Textabschnitt:
Medical Tribune
24. Okt. 2024Winzige Plastikteilchen, grosse Bedrohung

Mikroplastik in der Lunge

Plastik verschwindet nicht einfach, sondern dringt als Partikel aus Mikroplastik und Nanoplastik tief in das Körpergewebe ein. Besonders betroffen ist die Lunge.

Nahaufnahme von Mikroplastik auf der Hand einer Person. Konzept der Wasserverschmutzung und der globalen Erwärmung.
Pcess609/stock.adobe.com
Mikro- und Nano­plastik-Teilchen kommen mittler­weile ubiquitär vor.

Die schädlichen Auswirkungen von Mikroplastik, das über Trinkwasser und Meersalz aufgenommen wird, sind bekannt. Doch die Luftbelastung stellt ein ebenso grosses Problem dar, erklärt Prof. Dr. Christopher Carlsten von der University of British Columbia am ERS 2024 (1).

Mikro- und Nanoplastik (MNP) wird in den kommenden Jahren ein grosses Thema, da diese Partikel allgegenwärtig sind.

Quellen von Mikroplastik in der Luft

Mikroplastik in der Luft stammt unter anderem von Reifenabrieb und landwirtschaftlichen Plastikfolien. Es dauert oft Jahre, bis Kunststoff zu Partikeln von 15 bis 200 µm zerfällt. Diese Mikroplastikteilchen zerfallen weiter in Milliarden von Nanoteilchen (< 1 µm).

Eingabedaten:

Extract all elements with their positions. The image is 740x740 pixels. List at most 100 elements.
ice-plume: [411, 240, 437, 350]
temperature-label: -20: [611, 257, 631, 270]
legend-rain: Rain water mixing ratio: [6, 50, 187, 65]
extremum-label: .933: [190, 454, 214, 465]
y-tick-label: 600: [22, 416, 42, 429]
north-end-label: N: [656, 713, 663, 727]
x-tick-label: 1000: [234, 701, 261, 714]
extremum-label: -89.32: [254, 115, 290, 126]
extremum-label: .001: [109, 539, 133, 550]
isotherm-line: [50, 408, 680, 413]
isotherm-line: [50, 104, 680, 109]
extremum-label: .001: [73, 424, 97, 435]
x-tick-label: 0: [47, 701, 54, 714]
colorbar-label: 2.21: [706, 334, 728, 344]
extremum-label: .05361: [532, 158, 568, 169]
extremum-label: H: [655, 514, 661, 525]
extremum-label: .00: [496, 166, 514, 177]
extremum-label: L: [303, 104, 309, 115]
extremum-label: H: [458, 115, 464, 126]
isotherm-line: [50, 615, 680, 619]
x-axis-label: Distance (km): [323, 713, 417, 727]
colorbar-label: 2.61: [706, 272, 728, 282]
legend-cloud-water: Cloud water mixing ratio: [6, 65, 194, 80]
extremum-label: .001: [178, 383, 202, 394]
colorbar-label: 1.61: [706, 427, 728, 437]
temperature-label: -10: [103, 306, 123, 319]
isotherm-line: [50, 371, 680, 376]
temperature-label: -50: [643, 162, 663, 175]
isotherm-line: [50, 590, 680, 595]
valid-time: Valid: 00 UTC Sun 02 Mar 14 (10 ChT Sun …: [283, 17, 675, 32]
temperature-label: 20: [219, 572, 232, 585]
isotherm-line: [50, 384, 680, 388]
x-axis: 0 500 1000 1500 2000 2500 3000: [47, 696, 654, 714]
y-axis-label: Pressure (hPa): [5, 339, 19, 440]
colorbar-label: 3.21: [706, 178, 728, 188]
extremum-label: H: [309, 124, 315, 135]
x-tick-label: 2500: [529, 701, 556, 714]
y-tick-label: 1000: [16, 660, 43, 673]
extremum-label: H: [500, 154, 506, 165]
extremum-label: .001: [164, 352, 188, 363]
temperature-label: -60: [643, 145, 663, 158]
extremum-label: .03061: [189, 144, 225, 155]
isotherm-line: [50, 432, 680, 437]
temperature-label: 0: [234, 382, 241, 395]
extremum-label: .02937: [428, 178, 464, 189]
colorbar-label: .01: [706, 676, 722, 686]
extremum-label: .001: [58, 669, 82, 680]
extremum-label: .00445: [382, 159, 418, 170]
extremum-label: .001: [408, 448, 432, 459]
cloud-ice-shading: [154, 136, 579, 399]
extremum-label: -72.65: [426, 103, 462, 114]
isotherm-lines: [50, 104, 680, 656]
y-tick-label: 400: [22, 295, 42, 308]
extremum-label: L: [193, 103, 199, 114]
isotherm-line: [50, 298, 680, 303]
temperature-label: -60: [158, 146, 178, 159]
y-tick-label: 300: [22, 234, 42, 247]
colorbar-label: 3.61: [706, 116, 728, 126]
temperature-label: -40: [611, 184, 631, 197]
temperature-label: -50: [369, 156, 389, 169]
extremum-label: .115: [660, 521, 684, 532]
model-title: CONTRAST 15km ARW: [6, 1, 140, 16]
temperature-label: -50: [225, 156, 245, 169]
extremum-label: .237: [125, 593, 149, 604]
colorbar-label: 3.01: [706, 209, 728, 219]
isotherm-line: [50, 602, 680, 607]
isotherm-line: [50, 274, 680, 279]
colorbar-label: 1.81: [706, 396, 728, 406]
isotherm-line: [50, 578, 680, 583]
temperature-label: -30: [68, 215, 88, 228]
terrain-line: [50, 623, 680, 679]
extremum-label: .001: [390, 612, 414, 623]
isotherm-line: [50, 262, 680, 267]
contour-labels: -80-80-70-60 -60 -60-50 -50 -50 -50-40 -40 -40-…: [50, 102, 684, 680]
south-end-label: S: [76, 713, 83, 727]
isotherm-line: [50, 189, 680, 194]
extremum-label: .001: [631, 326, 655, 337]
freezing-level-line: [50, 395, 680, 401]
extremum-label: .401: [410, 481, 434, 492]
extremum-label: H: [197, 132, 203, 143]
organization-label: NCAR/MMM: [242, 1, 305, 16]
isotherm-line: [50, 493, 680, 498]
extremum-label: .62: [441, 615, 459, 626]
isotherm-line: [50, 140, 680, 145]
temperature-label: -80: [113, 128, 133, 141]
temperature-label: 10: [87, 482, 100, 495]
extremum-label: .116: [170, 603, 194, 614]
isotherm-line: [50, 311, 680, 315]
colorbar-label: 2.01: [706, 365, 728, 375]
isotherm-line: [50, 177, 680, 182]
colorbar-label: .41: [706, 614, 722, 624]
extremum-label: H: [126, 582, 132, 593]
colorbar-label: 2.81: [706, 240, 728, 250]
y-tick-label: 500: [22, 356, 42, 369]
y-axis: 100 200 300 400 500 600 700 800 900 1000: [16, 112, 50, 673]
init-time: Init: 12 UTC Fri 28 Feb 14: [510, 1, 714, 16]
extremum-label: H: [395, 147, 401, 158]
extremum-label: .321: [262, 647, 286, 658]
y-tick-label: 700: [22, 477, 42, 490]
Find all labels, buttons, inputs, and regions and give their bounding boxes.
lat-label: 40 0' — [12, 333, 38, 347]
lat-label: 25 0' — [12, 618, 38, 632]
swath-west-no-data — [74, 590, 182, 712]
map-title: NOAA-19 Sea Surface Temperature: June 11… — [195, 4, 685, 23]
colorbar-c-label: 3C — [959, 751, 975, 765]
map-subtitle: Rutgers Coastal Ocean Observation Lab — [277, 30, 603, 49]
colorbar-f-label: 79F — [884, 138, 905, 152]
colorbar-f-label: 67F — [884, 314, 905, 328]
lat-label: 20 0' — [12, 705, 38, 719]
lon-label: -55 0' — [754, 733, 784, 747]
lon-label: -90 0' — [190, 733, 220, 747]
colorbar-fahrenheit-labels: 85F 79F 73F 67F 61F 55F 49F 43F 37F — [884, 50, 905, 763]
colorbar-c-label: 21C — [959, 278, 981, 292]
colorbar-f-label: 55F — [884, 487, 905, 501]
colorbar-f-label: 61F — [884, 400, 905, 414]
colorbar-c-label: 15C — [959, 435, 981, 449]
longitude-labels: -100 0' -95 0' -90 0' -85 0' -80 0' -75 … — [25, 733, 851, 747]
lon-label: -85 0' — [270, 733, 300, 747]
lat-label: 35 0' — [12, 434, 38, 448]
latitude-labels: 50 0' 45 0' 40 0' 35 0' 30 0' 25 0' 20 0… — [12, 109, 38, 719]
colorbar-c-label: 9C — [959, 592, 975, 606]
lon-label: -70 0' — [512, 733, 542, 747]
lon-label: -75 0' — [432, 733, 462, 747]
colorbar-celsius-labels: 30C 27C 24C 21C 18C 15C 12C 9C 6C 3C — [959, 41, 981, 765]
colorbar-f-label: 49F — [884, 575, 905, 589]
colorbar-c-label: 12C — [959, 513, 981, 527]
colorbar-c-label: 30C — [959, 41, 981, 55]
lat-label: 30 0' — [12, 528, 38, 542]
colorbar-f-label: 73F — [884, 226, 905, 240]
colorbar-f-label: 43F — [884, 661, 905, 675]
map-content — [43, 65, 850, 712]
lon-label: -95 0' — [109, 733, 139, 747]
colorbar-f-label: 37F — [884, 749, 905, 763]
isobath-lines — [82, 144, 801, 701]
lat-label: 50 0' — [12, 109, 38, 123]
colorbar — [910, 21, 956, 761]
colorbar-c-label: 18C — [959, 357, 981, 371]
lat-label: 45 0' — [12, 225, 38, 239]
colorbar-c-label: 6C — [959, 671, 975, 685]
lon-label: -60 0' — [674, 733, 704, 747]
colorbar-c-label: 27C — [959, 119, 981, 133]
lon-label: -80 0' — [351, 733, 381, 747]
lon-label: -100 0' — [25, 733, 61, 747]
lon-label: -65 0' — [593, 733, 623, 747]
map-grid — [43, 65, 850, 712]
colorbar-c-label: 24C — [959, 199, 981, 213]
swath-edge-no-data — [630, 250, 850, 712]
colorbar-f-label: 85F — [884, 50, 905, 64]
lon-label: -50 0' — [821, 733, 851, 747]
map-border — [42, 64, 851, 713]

Aufgabe 1:
Können Sie den Textabschnitt über Mikroplastik in der Lunge von „Plastik verschwindet nicht“ bis einschließlich „mittler­weile ubiquitär vor.“ wiedergeben und dabei „Körpergewebe“ durch „Gewebe“ ersetzen?
Aufgabe 2:
Wie lässt sich der Textabschnitt über Mikroplastik in der Lunge nach seinem letzten Satz fortsetzen?
Die Daten stammen aus einer anderen Quelle als der Textabschnitt.

Antwort 1:
Plastik verschwindet nicht einfach, sondern dringt als Partikel aus Mikroplastik und Nanoplastik tief in das Gewebe ein. Besonders betroffen ist die Lunge.

Nahaufnahme von Mikroplastik auf der Hand einer Person. Konzept der Wasserverschmutzung und der globalen Erwärmung.
Pcess609/stock.adobe.com
Mikro- und Nano­plastik-Teilchen kommen mittler­weile ubiquitär vor.

Antwort 2:
Je kleiner sie sind, desto tiefer dringen sie in die Lunge ein. Mikroplastik bleibt in Nase, Rachen und Kehlkopf hängen, während Nanoplastik bis in die Alveolen und ins Gewebe gelangt.

Lunge, Blut und Plazenta

Studien zeigen, dass sich MNP im Körper ablagert, vor allem in der Lunge, die 77 bis 94 % der Gesamtmasse aufnimmt. Überraschend fand man auch Plastikteilchen in Blut, Dick- und Dünndarm.

Eine Studie zur Endarteriektomie entdeckte grosse Mengen Plastik in entfernten Plaques. Auch in Plazentagewebe fanden sich Partikel von 5 bis 10 µm.

Kunststoffarten und ihre gesundheitlichen Auswirkungen

Bei den Kunststoffen handelt es sich in erster Linie um Polyethylen (PE), aber auch um Polyvinylchlorid (PVC), Polyamid (Nylon) und Polyacrylat. Erste Hinweise darauf, dass inhalierter Mikroplastik zu Lungenerkrankungen führen kann, lieferten bereits in den 1990er-Jahren gehäufte Fälle in einem Beflockungsbetrieb in Rhode Island, erinnert Prof. Carlsten.

Feingeschnittene Kunststofffasern wurden dort auf ein mit Klebstoff bestrichenes Material aufgebracht. Die so entstandenen velours- oder samtähnlichen Oberflächen finden sich z. B. in Dekoartikeln oder Brillenetuis.

Die Beschäftigten entwickelten v. a. Bronchiolitiden und Hypersensitivitätspneumonien. Eine weitere Studie beschrieb bereits damals Zusammenhänge zwischen PVC, Polyamid und Polyacrylat mit Fibrose und Krebs.

Zusammenhang zwischen Mikroplastik und Gesundheitsrisiken

Ein Zusammenhang zwischen MNP in Plaques und kardiovaskulären Ereignissen wurde im Follow-up der Endarteriektomie-Studie festgestellt. Betroffene zeigten erhöhte Werte proinflammatorischer Zytokine wie TNF-a und Interleukin-18.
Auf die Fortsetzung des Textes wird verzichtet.